■ **WRITTEN PROBLEM**
Produce a verbatim copy of the entries listed below.

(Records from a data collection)

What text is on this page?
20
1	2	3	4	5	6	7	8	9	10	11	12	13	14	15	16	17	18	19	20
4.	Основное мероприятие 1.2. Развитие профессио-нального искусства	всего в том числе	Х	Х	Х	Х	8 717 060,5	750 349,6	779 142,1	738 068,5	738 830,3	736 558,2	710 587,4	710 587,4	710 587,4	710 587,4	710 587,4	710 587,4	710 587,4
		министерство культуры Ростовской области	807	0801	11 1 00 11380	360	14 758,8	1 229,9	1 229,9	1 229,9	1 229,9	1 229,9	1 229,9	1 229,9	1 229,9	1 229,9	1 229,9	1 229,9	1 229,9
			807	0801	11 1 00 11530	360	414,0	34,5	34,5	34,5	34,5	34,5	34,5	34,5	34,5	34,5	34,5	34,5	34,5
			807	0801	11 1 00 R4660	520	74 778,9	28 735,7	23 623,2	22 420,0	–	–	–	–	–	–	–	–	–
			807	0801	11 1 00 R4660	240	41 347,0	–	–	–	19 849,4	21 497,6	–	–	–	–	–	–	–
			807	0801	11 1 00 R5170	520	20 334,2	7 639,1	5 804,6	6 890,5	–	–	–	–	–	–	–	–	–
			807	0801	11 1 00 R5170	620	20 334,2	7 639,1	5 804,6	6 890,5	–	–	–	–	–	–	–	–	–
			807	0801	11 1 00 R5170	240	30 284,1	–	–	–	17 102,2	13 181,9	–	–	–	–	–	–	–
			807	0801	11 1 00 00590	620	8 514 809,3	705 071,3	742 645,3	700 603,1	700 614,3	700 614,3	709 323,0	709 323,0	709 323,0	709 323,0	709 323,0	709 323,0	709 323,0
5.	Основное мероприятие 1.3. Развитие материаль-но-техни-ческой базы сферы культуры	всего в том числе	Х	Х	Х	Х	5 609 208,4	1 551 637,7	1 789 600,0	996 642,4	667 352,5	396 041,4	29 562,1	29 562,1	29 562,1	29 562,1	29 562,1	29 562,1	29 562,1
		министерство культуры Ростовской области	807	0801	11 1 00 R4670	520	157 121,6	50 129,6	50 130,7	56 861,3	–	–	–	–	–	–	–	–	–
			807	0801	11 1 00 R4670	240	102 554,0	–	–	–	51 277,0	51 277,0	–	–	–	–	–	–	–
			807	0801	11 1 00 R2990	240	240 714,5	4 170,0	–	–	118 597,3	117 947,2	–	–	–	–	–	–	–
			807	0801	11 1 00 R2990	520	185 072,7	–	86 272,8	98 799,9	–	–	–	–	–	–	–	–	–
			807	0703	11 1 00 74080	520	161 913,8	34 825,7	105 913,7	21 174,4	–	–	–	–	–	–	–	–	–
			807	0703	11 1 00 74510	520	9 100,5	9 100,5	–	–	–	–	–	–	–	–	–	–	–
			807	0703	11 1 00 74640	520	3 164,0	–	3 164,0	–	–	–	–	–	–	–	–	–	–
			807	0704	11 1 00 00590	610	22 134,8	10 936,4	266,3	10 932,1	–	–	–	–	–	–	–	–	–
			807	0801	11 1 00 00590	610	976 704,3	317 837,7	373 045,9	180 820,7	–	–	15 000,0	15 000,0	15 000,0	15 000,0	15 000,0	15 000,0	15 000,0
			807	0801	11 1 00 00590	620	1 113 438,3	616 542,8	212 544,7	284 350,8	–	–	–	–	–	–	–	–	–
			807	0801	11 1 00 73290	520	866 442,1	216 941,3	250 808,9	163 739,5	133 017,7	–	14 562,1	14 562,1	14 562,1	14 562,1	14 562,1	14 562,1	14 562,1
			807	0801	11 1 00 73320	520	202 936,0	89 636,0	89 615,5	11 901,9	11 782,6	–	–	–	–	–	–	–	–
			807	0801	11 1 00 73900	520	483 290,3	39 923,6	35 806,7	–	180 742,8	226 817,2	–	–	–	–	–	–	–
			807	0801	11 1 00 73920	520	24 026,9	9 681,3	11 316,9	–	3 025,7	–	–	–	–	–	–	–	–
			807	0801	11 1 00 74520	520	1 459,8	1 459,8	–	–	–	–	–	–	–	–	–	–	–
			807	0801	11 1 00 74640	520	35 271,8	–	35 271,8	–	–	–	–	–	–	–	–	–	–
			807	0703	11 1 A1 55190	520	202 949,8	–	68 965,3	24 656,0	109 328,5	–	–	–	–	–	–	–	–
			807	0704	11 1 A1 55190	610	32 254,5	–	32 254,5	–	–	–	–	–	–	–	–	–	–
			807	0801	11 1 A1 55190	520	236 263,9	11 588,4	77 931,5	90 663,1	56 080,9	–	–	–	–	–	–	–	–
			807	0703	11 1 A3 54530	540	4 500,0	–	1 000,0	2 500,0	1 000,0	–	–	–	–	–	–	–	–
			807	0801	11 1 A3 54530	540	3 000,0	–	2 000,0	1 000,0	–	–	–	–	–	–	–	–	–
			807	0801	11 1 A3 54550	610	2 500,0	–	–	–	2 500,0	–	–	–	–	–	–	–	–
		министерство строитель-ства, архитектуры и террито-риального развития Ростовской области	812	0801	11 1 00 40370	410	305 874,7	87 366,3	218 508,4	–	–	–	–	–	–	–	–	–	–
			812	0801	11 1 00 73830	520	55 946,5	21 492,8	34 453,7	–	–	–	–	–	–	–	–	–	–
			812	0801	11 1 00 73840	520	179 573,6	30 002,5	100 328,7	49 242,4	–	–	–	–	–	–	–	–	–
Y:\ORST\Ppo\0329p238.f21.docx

■ **SOLUTION TO THIS EXERCISE**
What text is on this page?
20
1	2	3	4	5	6	7	8	9	10	11	12	13	14	15	16	17	18	19	20
4.	Основное мероприятие 1.2. Развитие профессио-нального искусства	всего в том числе	Х	Х	Х	Х	8 717 060,5	750 349,6	779 142,1	738 068,5	738 830,3	736 558,2	710 587,4	710 587,4	710 587,4	710 587,4	710 587,4	710 587,4	710 587,4
		министерство культуры Ростовской области	807	0801	11 1 00 11380	360	14 758,8	1 229,9	1 229,9	1 229,9	1 229,9	1 229,9	1 229,9	1 229,9	1 229,9	1 229,9	1 229,9	1 229,9	1 229,9
			807	0801	11 1 00 11530	360	414,0	34,5	34,5	34,5	34,5	34,5	34,5	34,5	34,5	34,5	34,5	34,5	34,5
			807	0801	11 1 00 R4660	520	74 778,9	28 735,7	23 623,2	22 420,0	–	–	–	–	–	–	–	–	–
			807	0801	11 1 00 R4660	240	41 347,0	–	–	–	19 849,4	21 497,6	–	–	–	–	–	–	–
			807	0801	11 1 00 R5170	520	20 334,2	7 639,1	5 804,6	6 890,5	–	–	–	–	–	–	–	–	–
			807	0801	11 1 00 R5170	620	20 334,2	7 639,1	5 804,6	6 890,5	–	–	–	–	–	–	–	–	–
			807	0801	11 1 00 R5170	240	30 284,1	–	–	–	17 102,2	13 181,9	–	–	–	–	–	–	–
			807	0801	11 1 00 00590	620	8 514 809,3	705 071,3	742 645,3	700 603,1	700 614,3	700 614,3	709 323,0	709 323,0	709 323,0	709 323,0	709 323,0	709 323,0	709 323,0
5.	Основное мероприятие 1.3. Развитие материаль-но-техни-ческой базы сферы культуры	всего в том числе	Х	Х	Х	Х	5 609 208,4	1 551 637,7	1 789 600,0	996 642,4	667 352,5	396 041,4	29 562,1	29 562,1	29 562,1	29 562,1	29 562,1	29 562,1	29 562,1
		министерство культуры Ростовской области	807	0801	11 1 00 R4670	520	157 121,6	50 129,6	50 130,7	56 861,3	–	–	–	–	–	–	–	–	–
			807	0801	11 1 00 R4670	240	102 554,0	–	–	–	51 277,0	51 277,0	–	–	–	–	–	–	–
			807	0801	11 1 00 R2990	240	240 714,5	4 170,0	–	–	118 597,3	117 947,2	–	–	–	–	–	–	–
			807	0801	11 1 00 R2990	520	185 072,7	–	86 272,8	98 799,9	–	–	–	–	–	–	–	–	–
			807	0703	11 1 00 74080	520	161 913,8	34 825,7	105 913,7	21 174,4	–	–	–	–	–	–	–	–	–
			807	0703	11 1 00 74510	520	9 100,5	9 100,5	–	–	–	–	–	–	–	–	–	–	–
			807	0703	11 1 00 74640	520	3 164,0	–	3 164,0	–	–	–	–	–	–	–	–	–	–
			807	0704	11 1 00 00590	610	22 134,8	10 936,4	266,3	10 932,1	–	–	–	–	–	–	–	–	–
			807	0801	11 1 00 00590	610	976 704,3	317 837,7	373 045,9	180 820,7	–	–	15 000,0	15 000,0	15 000,0	15 000,0	15 000,0	15 000,0	15 000,0
			807	0801	11 1 00 00590	620	1 113 438,3	616 542,8	212 544,7	284 350,8	–	–	–	–	–	–	–	–	–
			807	0801	11 1 00 73290	520	866 442,1	216 941,3	250 808,9	163 739,5	133 017,7	–	14 562,1	14 562,1	14 562,1	14 562,1	14 562,1	14 562,1	14 562,1
			807	0801	11 1 00 73320	520	202 936,0	89 636,0	89 615,5	11 901,9	11 782,6	–	–	–	–	–	–	–	–
			807	0801	11 1 00 73900	520	483 290,3	39 923,6	35 806,7	–	180 742,8	226 817,2	–	–	–	–	–	–	–
			807	0801	11 1 00 73920	520	24 026,9	9 681,3	11 316,9	–	3 025,7	–	–	–	–	–	–	–	–
			807	0801	11 1 00 74520	520	1 459,8	1 459,8	–	–	–	–	–	–	–	–	–	–	–
			807	0801	11 1 00 74640	520	35 271,8	–	35 271,8	–	–	–	–	–	–	–	–	–	–
			807	0703	11 1 A1 55190	520	202 949,8	–	68 965,3	24 656,0	109 328,5	–	–	–	–	–	–	–	–
			807	0704	11 1 A1 55190	610	32 254,5	–	32 254,5	–	–	–	–	–	–	–	–	–	–
			807	0801	11 1 A1 55190	520	236 263,9	11 588,4	77 931,5	90 663,1	56 080,9	–	–	–	–	–	–	–	–
			807	0703	11 1 A3 54530	540	4 500,0	–	1 000,0	2 500,0	1 000,0	–	–	–	–	–	–	–	–
			807	0801	11 1 A3 54530	540	3 000,0	–	2 000,0	1 000,0	–	–	–	–	–	–	–	–	–
			807	0801	11 1 A3 54550	610	2 500,0	–	–	–	2 500,0	–	–	–	–	–	–	–	–
		министерство строитель-ства, архитектуры и террито-риального развития Ростовской области	812	0801	11 1 00 40370	410	305 874,7	87 366,3	218 508,4	–	–	–	–	–	–	–	–	–	–
			812	0801	11 1 00 73830	520	55 946,5	21 492,8	34 453,7	–	–	–	–	–	–	–	–	–	–
			812	0801	11 1 00 73840	520	179 573,6	30 002,5	100 328,7	49 242,4	–	–	–	–	–	–	–	–	–
Y:\ORST\Ppo\0329p238.f21.docx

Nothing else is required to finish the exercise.